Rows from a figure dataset
───

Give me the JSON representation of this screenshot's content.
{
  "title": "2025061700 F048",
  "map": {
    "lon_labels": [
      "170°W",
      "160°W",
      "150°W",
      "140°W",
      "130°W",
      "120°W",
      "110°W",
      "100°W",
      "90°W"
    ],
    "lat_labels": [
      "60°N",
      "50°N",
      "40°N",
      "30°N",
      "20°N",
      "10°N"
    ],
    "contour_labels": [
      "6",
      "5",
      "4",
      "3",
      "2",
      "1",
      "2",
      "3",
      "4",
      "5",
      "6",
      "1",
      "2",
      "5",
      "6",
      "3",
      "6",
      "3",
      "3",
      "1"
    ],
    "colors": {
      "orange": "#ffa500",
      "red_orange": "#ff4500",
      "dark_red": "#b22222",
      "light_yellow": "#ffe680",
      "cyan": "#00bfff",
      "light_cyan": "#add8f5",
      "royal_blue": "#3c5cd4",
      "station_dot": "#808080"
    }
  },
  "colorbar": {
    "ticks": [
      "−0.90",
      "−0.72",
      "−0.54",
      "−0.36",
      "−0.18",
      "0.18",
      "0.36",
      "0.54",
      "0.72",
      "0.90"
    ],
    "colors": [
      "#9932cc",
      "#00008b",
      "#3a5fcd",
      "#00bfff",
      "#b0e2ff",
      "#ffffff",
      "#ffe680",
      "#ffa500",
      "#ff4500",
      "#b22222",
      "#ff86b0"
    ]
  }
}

───

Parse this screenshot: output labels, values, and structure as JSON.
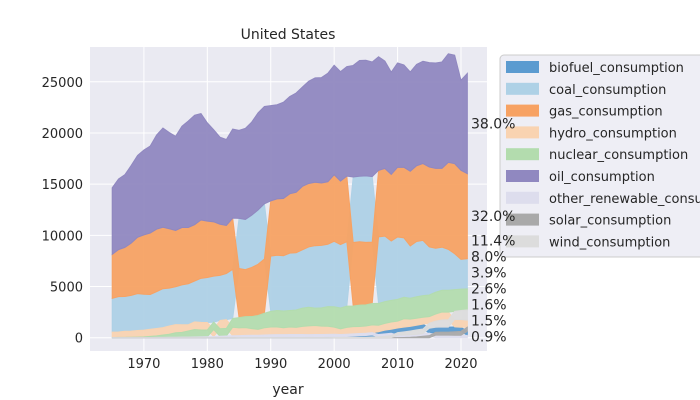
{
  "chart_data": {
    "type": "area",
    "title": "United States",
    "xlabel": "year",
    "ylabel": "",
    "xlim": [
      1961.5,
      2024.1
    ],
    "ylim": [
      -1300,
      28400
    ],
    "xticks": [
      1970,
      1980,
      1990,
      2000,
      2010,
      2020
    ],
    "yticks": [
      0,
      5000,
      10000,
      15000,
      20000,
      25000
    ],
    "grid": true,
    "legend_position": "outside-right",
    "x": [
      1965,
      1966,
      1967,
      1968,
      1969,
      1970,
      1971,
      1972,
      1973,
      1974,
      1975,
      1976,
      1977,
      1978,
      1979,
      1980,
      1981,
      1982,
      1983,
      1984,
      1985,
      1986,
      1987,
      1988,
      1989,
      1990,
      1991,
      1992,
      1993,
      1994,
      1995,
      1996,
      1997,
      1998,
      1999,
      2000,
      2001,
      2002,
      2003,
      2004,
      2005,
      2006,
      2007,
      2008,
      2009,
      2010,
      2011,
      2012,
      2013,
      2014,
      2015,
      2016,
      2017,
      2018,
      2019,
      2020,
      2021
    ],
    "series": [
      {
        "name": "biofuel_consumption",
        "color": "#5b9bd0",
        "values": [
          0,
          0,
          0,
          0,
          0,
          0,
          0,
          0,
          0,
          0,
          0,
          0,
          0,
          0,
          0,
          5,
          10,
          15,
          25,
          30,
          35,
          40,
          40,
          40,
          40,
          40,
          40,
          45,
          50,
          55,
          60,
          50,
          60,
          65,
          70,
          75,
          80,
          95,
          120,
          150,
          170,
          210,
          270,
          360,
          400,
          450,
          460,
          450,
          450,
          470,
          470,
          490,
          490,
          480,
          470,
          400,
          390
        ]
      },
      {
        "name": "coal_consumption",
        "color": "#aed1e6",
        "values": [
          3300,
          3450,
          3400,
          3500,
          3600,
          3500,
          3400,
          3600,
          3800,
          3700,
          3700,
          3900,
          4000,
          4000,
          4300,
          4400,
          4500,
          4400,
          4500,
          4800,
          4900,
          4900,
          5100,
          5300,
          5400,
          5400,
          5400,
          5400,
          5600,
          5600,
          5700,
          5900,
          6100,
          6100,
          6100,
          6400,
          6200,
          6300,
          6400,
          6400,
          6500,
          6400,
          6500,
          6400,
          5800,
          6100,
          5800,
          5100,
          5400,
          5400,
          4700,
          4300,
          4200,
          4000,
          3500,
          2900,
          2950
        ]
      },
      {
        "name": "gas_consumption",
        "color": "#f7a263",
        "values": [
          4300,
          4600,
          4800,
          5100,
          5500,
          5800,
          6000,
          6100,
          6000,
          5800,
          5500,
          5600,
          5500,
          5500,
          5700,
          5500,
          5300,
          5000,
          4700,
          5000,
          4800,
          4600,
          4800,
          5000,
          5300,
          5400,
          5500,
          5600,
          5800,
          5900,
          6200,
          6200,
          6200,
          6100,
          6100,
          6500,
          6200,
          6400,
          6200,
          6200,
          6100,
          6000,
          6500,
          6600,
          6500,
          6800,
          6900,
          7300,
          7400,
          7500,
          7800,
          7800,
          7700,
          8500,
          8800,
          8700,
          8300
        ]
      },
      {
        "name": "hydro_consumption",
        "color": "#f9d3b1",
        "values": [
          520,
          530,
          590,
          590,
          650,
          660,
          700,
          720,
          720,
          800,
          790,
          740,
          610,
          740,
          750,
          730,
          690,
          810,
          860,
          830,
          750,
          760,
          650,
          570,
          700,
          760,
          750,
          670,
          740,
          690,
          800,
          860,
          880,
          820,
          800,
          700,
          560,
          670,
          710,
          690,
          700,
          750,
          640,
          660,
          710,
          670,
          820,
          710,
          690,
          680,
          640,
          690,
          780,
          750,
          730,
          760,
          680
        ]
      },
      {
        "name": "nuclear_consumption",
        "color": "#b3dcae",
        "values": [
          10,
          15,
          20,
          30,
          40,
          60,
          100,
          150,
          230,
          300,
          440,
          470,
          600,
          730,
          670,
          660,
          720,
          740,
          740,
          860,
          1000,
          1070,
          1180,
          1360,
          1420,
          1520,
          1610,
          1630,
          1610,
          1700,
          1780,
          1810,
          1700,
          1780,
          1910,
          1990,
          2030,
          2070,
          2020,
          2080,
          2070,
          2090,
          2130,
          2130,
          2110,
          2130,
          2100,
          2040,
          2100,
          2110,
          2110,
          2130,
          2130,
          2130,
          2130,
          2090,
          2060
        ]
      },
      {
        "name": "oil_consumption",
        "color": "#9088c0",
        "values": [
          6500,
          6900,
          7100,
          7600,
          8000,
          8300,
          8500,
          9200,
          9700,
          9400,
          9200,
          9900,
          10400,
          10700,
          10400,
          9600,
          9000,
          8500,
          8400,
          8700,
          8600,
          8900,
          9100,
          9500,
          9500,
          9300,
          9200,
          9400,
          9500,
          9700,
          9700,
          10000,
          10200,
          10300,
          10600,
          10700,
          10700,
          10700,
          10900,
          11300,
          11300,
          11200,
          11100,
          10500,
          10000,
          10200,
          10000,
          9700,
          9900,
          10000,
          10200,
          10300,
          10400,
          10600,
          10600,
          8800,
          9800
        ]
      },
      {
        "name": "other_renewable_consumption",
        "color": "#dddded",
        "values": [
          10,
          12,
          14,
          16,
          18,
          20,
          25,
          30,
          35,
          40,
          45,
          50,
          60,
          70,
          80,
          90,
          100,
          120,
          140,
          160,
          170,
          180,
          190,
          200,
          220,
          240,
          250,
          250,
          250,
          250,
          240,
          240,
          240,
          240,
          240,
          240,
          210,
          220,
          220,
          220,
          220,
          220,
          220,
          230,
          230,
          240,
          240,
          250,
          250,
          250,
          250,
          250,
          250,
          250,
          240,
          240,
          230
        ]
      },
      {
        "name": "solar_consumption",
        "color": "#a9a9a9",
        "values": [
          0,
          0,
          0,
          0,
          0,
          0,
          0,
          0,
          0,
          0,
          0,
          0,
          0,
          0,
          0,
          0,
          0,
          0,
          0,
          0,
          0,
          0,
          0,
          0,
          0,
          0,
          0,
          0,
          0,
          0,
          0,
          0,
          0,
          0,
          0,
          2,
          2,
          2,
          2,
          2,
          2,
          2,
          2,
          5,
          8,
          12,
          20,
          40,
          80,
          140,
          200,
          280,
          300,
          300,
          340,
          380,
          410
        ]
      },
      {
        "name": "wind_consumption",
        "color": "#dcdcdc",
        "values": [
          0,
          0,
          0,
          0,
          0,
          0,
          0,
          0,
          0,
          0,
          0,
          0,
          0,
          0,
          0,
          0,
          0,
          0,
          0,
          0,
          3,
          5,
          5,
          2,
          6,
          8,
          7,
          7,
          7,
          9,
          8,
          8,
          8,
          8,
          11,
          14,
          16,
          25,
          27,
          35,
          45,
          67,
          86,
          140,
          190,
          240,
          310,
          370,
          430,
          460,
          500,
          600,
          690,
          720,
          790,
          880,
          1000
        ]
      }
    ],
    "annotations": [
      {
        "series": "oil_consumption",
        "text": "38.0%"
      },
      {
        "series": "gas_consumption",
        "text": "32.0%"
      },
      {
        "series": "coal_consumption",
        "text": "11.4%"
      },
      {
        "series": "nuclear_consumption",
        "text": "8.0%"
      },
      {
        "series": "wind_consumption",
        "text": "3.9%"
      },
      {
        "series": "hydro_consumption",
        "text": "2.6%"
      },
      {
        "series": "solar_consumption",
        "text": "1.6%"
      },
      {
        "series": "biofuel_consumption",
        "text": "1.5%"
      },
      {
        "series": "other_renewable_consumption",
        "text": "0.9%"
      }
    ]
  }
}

───

*GIVEN EXERCISE:*
Determine how many lines of the listing above include the word "text", and report that number only.

*RESULT OF THIS EXERCISE:*
9